GIVEN EXERCISE
Every line of the listing must be reproduced as it stands. Leave the images behind.

Dataset listings of figures
◆ ◆ ◆ ◆
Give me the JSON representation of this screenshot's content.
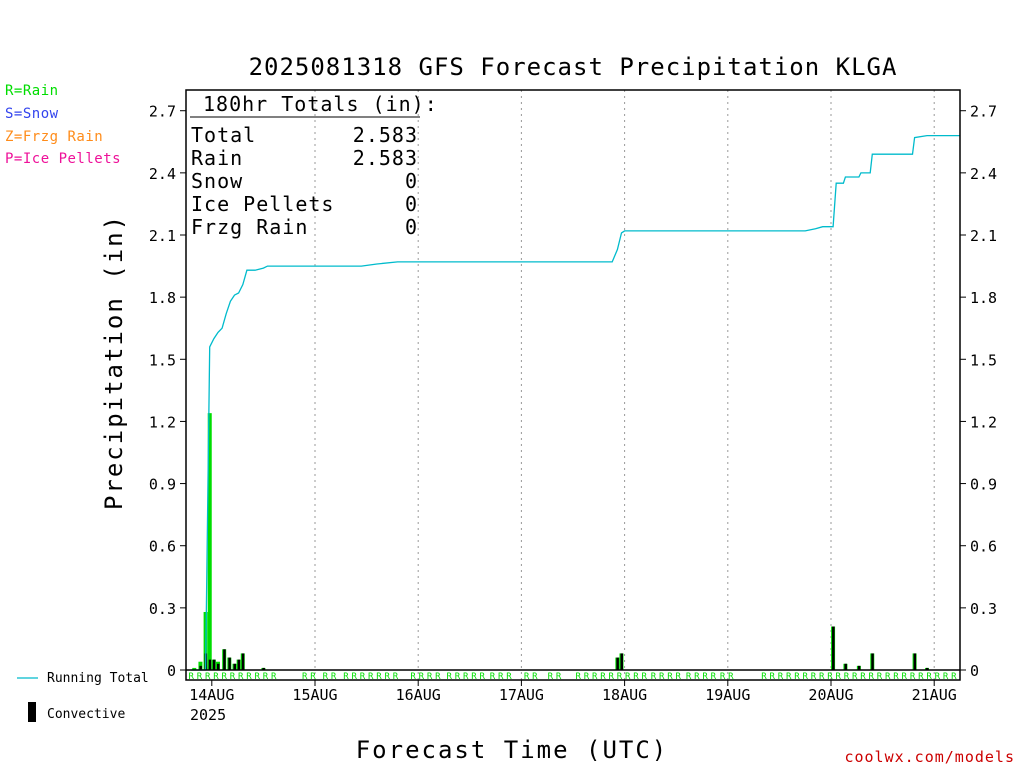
{
  "chart_data": {
    "type": "bar",
    "title": "2025081318 GFS Forecast Precipitation KLGA",
    "xlabel": "Forecast Time (UTC)",
    "ylabel": "Precipitation (in)",
    "ylim": [
      0,
      2.8
    ],
    "yticks": [
      "0",
      "0.3",
      "0.6",
      "0.9",
      "1.2",
      "1.5",
      "1.8",
      "2.1",
      "2.4",
      "2.7"
    ],
    "xlim": [
      -0.25,
      7.25
    ],
    "xticks": [
      {
        "label": "14AUG",
        "day": 0
      },
      {
        "label": "15AUG",
        "day": 1
      },
      {
        "label": "16AUG",
        "day": 2
      },
      {
        "label": "17AUG",
        "day": 3
      },
      {
        "label": "18AUG",
        "day": 4
      },
      {
        "label": "19AUG",
        "day": 5
      },
      {
        "label": "20AUG",
        "day": 6
      },
      {
        "label": "21AUG",
        "day": 7
      }
    ],
    "year_label": "2025",
    "grid": "vertical dotted at day ticks",
    "totals_box": {
      "header": "180hr Totals (in):",
      "rows": [
        {
          "label": "Total",
          "value": "2.583"
        },
        {
          "label": "Rain",
          "value": "2.583"
        },
        {
          "label": "Snow",
          "value": "0"
        },
        {
          "label": "Ice Pellets",
          "value": "0"
        },
        {
          "label": "Frzg Rain",
          "value": "0"
        }
      ]
    },
    "ptype_legend": [
      {
        "text": "R=Rain",
        "color": "#00dd00"
      },
      {
        "text": "S=Snow",
        "color": "#3344ee"
      },
      {
        "text": "Z=Frzg Rain",
        "color": "#ff8c1a"
      },
      {
        "text": "P=Ice Pellets",
        "color": "#ee1199"
      }
    ],
    "series_legend": {
      "running_total": {
        "label": "Running Total",
        "color": "#00bbcc"
      },
      "convective": {
        "label": "Convective",
        "color": "#000000"
      }
    },
    "rain_color": "#00dd00",
    "convective_color": "#000000",
    "running_total_color": "#00bbcc",
    "precip_series": [
      {
        "day": -0.17,
        "total": 0.01,
        "convective": 0.0
      },
      {
        "day": -0.11,
        "total": 0.04,
        "convective": 0.02
      },
      {
        "day": -0.06,
        "total": 0.28,
        "convective": 0.08
      },
      {
        "day": -0.02,
        "total": 1.24,
        "convective": 0.05
      },
      {
        "day": 0.02,
        "total": 0.05,
        "convective": 0.05
      },
      {
        "day": 0.06,
        "total": 0.04,
        "convective": 0.03
      },
      {
        "day": 0.12,
        "total": 0.1,
        "convective": 0.1
      },
      {
        "day": 0.17,
        "total": 0.06,
        "convective": 0.06
      },
      {
        "day": 0.22,
        "total": 0.03,
        "convective": 0.03
      },
      {
        "day": 0.26,
        "total": 0.05,
        "convective": 0.05
      },
      {
        "day": 0.3,
        "total": 0.08,
        "convective": 0.08
      },
      {
        "day": 0.5,
        "total": 0.01,
        "convective": 0.01
      },
      {
        "day": 3.93,
        "total": 0.06,
        "convective": 0.06
      },
      {
        "day": 3.97,
        "total": 0.08,
        "convective": 0.08
      },
      {
        "day": 6.02,
        "total": 0.21,
        "convective": 0.21
      },
      {
        "day": 6.14,
        "total": 0.03,
        "convective": 0.03
      },
      {
        "day": 6.27,
        "total": 0.02,
        "convective": 0.02
      },
      {
        "day": 6.4,
        "total": 0.08,
        "convective": 0.08
      },
      {
        "day": 6.81,
        "total": 0.08,
        "convective": 0.08
      },
      {
        "day": 6.93,
        "total": 0.01,
        "convective": 0.01
      }
    ],
    "running_total": [
      [
        -0.2,
        0.0
      ],
      [
        -0.06,
        0.0
      ],
      [
        -0.02,
        1.56
      ],
      [
        0.02,
        1.6
      ],
      [
        0.06,
        1.63
      ],
      [
        0.1,
        1.65
      ],
      [
        0.14,
        1.72
      ],
      [
        0.18,
        1.78
      ],
      [
        0.22,
        1.81
      ],
      [
        0.26,
        1.82
      ],
      [
        0.3,
        1.86
      ],
      [
        0.34,
        1.93
      ],
      [
        0.42,
        1.93
      ],
      [
        0.5,
        1.94
      ],
      [
        0.54,
        1.95
      ],
      [
        1.0,
        1.95
      ],
      [
        1.45,
        1.95
      ],
      [
        1.6,
        1.96
      ],
      [
        1.8,
        1.97
      ],
      [
        2.5,
        1.97
      ],
      [
        3.5,
        1.97
      ],
      [
        3.88,
        1.97
      ],
      [
        3.93,
        2.03
      ],
      [
        3.97,
        2.11
      ],
      [
        4.0,
        2.12
      ],
      [
        4.5,
        2.12
      ],
      [
        5.5,
        2.12
      ],
      [
        5.75,
        2.12
      ],
      [
        5.85,
        2.13
      ],
      [
        5.92,
        2.14
      ],
      [
        6.02,
        2.14
      ],
      [
        6.05,
        2.35
      ],
      [
        6.12,
        2.35
      ],
      [
        6.14,
        2.38
      ],
      [
        6.27,
        2.38
      ],
      [
        6.29,
        2.4
      ],
      [
        6.38,
        2.4
      ],
      [
        6.4,
        2.49
      ],
      [
        6.79,
        2.49
      ],
      [
        6.81,
        2.57
      ],
      [
        6.93,
        2.58
      ],
      [
        7.25,
        2.58
      ]
    ],
    "ptype_marks": {
      "symbol": "R",
      "segments": [
        [
          -0.2,
          0.6
        ],
        [
          0.9,
          1.0
        ],
        [
          1.1,
          1.25
        ],
        [
          1.3,
          1.85
        ],
        [
          1.95,
          2.25
        ],
        [
          2.3,
          2.65
        ],
        [
          2.72,
          2.95
        ],
        [
          3.05,
          3.2
        ],
        [
          3.28,
          3.4
        ],
        [
          3.55,
          4.25
        ],
        [
          4.28,
          4.55
        ],
        [
          4.62,
          4.9
        ],
        [
          4.95,
          5.1
        ],
        [
          5.35,
          7.25
        ]
      ],
      "spacing": 0.08
    },
    "credit": "coolwx.com/models"
  }
}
◆ ◆ ◆ ◆
REPLY
Give me the JSON representation of this screenshot's content.
{
  "chart_data": {
    "type": "bar",
    "title": "2025081318 GFS Forecast Precipitation KLGA",
    "xlabel": "Forecast Time (UTC)",
    "ylabel": "Precipitation (in)",
    "ylim": [
      0,
      2.8
    ],
    "yticks": [
      "0",
      "0.3",
      "0.6",
      "0.9",
      "1.2",
      "1.5",
      "1.8",
      "2.1",
      "2.4",
      "2.7"
    ],
    "xlim": [
      -0.25,
      7.25
    ],
    "xticks": [
      {
        "label": "14AUG",
        "day": 0
      },
      {
        "label": "15AUG",
        "day": 1
      },
      {
        "label": "16AUG",
        "day": 2
      },
      {
        "label": "17AUG",
        "day": 3
      },
      {
        "label": "18AUG",
        "day": 4
      },
      {
        "label": "19AUG",
        "day": 5
      },
      {
        "label": "20AUG",
        "day": 6
      },
      {
        "label": "21AUG",
        "day": 7
      }
    ],
    "year_label": "2025",
    "grid": "vertical dotted at day ticks",
    "totals_box": {
      "header": "180hr Totals (in):",
      "rows": [
        {
          "label": "Total",
          "value": "2.583"
        },
        {
          "label": "Rain",
          "value": "2.583"
        },
        {
          "label": "Snow",
          "value": "0"
        },
        {
          "label": "Ice Pellets",
          "value": "0"
        },
        {
          "label": "Frzg Rain",
          "value": "0"
        }
      ]
    },
    "ptype_legend": [
      {
        "text": "R=Rain",
        "color": "#00dd00"
      },
      {
        "text": "S=Snow",
        "color": "#3344ee"
      },
      {
        "text": "Z=Frzg Rain",
        "color": "#ff8c1a"
      },
      {
        "text": "P=Ice Pellets",
        "color": "#ee1199"
      }
    ],
    "series_legend": {
      "running_total": {
        "label": "Running Total",
        "color": "#00bbcc"
      },
      "convective": {
        "label": "Convective",
        "color": "#000000"
      }
    },
    "rain_color": "#00dd00",
    "convective_color": "#000000",
    "running_total_color": "#00bbcc",
    "precip_series": [
      {
        "day": -0.17,
        "total": 0.01,
        "convective": 0.0
      },
      {
        "day": -0.11,
        "total": 0.04,
        "convective": 0.02
      },
      {
        "day": -0.06,
        "total": 0.28,
        "convective": 0.08
      },
      {
        "day": -0.02,
        "total": 1.24,
        "convective": 0.05
      },
      {
        "day": 0.02,
        "total": 0.05,
        "convective": 0.05
      },
      {
        "day": 0.06,
        "total": 0.04,
        "convective": 0.03
      },
      {
        "day": 0.12,
        "total": 0.1,
        "convective": 0.1
      },
      {
        "day": 0.17,
        "total": 0.06,
        "convective": 0.06
      },
      {
        "day": 0.22,
        "total": 0.03,
        "convective": 0.03
      },
      {
        "day": 0.26,
        "total": 0.05,
        "convective": 0.05
      },
      {
        "day": 0.3,
        "total": 0.08,
        "convective": 0.08
      },
      {
        "day": 0.5,
        "total": 0.01,
        "convective": 0.01
      },
      {
        "day": 3.93,
        "total": 0.06,
        "convective": 0.06
      },
      {
        "day": 3.97,
        "total": 0.08,
        "convective": 0.08
      },
      {
        "day": 6.02,
        "total": 0.21,
        "convective": 0.21
      },
      {
        "day": 6.14,
        "total": 0.03,
        "convective": 0.03
      },
      {
        "day": 6.27,
        "total": 0.02,
        "convective": 0.02
      },
      {
        "day": 6.4,
        "total": 0.08,
        "convective": 0.08
      },
      {
        "day": 6.81,
        "total": 0.08,
        "convective": 0.08
      },
      {
        "day": 6.93,
        "total": 0.01,
        "convective": 0.01
      }
    ],
    "running_total": [
      [
        -0.2,
        0.0
      ],
      [
        -0.06,
        0.0
      ],
      [
        -0.02,
        1.56
      ],
      [
        0.02,
        1.6
      ],
      [
        0.06,
        1.63
      ],
      [
        0.1,
        1.65
      ],
      [
        0.14,
        1.72
      ],
      [
        0.18,
        1.78
      ],
      [
        0.22,
        1.81
      ],
      [
        0.26,
        1.82
      ],
      [
        0.3,
        1.86
      ],
      [
        0.34,
        1.93
      ],
      [
        0.42,
        1.93
      ],
      [
        0.5,
        1.94
      ],
      [
        0.54,
        1.95
      ],
      [
        1.0,
        1.95
      ],
      [
        1.45,
        1.95
      ],
      [
        1.6,
        1.96
      ],
      [
        1.8,
        1.97
      ],
      [
        2.5,
        1.97
      ],
      [
        3.5,
        1.97
      ],
      [
        3.88,
        1.97
      ],
      [
        3.93,
        2.03
      ],
      [
        3.97,
        2.11
      ],
      [
        4.0,
        2.12
      ],
      [
        4.5,
        2.12
      ],
      [
        5.5,
        2.12
      ],
      [
        5.75,
        2.12
      ],
      [
        5.85,
        2.13
      ],
      [
        5.92,
        2.14
      ],
      [
        6.02,
        2.14
      ],
      [
        6.05,
        2.35
      ],
      [
        6.12,
        2.35
      ],
      [
        6.14,
        2.38
      ],
      [
        6.27,
        2.38
      ],
      [
        6.29,
        2.4
      ],
      [
        6.38,
        2.4
      ],
      [
        6.4,
        2.49
      ],
      [
        6.79,
        2.49
      ],
      [
        6.81,
        2.57
      ],
      [
        6.93,
        2.58
      ],
      [
        7.25,
        2.58
      ]
    ],
    "ptype_marks": {
      "symbol": "R",
      "segments": [
        [
          -0.2,
          0.6
        ],
        [
          0.9,
          1.0
        ],
        [
          1.1,
          1.25
        ],
        [
          1.3,
          1.85
        ],
        [
          1.95,
          2.25
        ],
        [
          2.3,
          2.65
        ],
        [
          2.72,
          2.95
        ],
        [
          3.05,
          3.2
        ],
        [
          3.28,
          3.4
        ],
        [
          3.55,
          4.25
        ],
        [
          4.28,
          4.55
        ],
        [
          4.62,
          4.9
        ],
        [
          4.95,
          5.1
        ],
        [
          5.35,
          7.25
        ]
      ],
      "spacing": 0.08
    },
    "credit": "coolwx.com/models"
  }
}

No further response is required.